* Start *
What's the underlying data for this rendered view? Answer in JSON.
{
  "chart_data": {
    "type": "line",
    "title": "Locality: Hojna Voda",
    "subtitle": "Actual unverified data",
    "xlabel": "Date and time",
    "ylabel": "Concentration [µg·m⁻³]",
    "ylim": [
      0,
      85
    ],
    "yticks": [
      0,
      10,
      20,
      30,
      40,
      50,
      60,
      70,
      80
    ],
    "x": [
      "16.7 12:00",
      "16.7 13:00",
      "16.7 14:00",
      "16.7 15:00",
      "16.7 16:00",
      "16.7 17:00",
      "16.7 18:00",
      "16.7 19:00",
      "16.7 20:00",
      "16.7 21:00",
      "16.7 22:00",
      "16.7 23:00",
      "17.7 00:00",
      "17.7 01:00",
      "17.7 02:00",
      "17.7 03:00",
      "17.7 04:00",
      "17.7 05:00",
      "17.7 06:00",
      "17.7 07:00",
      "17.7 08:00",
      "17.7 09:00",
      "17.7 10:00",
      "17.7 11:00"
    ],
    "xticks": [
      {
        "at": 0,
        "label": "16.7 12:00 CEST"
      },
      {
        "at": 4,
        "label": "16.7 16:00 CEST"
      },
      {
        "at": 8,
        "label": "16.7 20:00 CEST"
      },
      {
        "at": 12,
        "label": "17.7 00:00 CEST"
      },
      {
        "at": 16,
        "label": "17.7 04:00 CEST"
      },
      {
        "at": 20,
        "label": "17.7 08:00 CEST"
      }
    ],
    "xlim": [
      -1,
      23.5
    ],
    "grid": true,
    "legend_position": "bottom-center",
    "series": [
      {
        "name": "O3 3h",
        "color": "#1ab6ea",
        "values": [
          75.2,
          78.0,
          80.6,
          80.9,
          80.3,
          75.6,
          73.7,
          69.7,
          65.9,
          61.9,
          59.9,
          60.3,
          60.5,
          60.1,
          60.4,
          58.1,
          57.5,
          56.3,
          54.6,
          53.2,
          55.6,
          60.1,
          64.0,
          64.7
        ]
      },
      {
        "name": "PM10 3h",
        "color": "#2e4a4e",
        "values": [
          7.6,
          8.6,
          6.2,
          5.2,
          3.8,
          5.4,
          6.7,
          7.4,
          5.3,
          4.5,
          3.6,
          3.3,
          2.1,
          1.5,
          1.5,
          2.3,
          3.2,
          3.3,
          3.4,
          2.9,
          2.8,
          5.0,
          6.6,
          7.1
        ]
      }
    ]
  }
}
* End *
> What to do
Pull every line holding "CEST" out of the records.

> Exercise answer
        "label": "16.7 12:00 CEST"
        "label": "16.7 16:00 CEST"
        "label": "16.7 20:00 CEST"
        "label": "17.7 00:00 CEST"
        "label": "17.7 04:00 CEST"
        "label": "17.7 08:00 CEST"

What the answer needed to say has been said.